Records about charts and figures
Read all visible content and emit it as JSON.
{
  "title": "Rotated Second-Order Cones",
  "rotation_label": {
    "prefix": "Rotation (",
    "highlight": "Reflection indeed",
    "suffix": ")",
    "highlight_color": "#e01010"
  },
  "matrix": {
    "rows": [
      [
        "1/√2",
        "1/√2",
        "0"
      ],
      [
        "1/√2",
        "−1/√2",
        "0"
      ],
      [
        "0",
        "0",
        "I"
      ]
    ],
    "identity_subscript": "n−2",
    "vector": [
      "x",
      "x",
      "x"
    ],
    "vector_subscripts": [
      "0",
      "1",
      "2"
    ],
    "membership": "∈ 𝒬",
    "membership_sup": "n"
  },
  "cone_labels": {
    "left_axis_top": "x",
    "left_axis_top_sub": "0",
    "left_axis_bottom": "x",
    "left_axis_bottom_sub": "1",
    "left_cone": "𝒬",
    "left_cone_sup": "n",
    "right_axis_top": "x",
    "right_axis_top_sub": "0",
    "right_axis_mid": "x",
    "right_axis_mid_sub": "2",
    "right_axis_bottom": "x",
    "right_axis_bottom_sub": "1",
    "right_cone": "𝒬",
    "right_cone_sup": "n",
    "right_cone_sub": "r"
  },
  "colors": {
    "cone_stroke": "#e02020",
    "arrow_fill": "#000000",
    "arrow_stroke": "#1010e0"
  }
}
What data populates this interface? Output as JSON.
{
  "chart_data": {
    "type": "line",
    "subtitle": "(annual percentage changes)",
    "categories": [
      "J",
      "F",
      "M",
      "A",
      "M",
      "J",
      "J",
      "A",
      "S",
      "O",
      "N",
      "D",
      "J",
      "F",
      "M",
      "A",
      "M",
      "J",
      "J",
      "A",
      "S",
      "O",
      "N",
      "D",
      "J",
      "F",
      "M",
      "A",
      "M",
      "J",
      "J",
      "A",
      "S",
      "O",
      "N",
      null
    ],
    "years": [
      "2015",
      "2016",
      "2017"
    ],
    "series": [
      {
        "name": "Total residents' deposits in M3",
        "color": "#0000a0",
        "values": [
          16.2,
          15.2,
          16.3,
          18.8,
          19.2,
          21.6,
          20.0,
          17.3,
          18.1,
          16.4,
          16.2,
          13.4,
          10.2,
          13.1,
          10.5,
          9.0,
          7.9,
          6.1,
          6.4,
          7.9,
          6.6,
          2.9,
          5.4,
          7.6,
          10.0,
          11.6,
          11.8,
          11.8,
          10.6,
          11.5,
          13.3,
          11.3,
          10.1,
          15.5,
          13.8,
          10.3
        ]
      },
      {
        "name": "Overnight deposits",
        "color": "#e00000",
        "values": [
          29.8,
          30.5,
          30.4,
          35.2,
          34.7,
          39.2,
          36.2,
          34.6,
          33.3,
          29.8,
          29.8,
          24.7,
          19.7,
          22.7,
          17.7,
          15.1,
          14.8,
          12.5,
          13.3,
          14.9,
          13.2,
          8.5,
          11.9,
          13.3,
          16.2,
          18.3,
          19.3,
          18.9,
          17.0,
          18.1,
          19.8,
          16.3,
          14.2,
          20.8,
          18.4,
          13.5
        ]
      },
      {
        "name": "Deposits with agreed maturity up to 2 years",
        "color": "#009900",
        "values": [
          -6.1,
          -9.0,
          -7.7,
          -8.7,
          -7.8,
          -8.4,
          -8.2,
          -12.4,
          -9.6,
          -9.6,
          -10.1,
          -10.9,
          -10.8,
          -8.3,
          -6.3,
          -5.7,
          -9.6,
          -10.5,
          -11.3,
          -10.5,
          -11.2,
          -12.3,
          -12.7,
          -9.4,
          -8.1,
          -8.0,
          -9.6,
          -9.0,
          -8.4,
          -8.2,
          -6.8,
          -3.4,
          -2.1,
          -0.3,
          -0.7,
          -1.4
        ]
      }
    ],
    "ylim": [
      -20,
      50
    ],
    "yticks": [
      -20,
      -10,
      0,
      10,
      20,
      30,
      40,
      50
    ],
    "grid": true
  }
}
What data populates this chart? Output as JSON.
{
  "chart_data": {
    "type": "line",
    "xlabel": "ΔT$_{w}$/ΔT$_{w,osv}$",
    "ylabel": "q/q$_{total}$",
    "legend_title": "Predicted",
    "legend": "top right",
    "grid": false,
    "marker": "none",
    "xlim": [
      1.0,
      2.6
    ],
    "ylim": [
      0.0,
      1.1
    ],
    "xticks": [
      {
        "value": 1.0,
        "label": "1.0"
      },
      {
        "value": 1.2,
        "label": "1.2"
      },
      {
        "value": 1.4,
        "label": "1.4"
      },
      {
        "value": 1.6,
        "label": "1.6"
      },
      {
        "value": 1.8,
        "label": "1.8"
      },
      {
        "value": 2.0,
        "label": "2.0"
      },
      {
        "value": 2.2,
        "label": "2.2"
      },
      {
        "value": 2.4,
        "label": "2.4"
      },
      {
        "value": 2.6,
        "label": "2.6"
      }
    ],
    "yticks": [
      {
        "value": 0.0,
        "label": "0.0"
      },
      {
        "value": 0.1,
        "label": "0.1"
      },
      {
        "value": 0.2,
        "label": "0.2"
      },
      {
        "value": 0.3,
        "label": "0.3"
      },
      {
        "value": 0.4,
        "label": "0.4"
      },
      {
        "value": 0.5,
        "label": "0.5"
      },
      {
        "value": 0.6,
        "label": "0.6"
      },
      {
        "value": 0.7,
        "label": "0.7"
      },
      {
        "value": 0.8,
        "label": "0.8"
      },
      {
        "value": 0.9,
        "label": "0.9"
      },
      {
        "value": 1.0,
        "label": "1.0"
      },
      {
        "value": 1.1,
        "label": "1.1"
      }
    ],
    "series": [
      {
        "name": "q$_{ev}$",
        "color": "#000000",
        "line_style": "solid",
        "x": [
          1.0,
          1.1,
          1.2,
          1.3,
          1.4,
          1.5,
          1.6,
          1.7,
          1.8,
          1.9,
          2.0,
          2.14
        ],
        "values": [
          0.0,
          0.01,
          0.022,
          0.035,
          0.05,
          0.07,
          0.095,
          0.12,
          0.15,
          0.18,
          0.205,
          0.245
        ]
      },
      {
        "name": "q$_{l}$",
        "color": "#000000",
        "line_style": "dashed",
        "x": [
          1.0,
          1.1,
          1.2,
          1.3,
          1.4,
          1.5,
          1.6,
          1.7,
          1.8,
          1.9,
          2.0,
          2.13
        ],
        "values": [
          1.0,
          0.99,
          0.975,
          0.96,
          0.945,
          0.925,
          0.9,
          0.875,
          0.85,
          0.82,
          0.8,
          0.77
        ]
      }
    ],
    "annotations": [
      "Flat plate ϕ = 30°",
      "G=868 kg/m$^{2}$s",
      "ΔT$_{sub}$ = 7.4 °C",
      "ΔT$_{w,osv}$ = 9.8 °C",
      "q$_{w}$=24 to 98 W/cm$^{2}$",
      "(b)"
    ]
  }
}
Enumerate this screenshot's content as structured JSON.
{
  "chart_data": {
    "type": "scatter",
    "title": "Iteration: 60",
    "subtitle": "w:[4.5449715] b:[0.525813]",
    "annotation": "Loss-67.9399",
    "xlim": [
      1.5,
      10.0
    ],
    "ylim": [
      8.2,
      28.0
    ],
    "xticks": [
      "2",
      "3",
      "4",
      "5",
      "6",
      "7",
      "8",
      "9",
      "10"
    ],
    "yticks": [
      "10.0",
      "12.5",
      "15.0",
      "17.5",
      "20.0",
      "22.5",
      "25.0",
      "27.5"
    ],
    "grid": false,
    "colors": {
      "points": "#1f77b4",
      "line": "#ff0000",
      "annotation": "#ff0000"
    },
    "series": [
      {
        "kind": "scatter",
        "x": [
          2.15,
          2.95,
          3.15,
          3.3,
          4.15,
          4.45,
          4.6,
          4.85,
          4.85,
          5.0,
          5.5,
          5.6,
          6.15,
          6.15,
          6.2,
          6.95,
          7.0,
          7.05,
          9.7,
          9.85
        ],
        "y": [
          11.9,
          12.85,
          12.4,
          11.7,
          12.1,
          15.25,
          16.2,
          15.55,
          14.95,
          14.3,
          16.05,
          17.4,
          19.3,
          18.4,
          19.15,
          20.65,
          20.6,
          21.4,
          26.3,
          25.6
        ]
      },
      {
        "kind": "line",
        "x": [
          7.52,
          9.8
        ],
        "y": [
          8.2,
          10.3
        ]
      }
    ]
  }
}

## Aim of the task:
Gather up every line in the data above that contains the word "name", copying each one.

## Response to this exercise:
        "name": "Total residents' deposits in M3",
        "name": "Overnight deposits",
        "name": "Deposits with agreed maturity up to 2 years",
        "name": "q$_{ev}$",
        "name": "q$_{l}$",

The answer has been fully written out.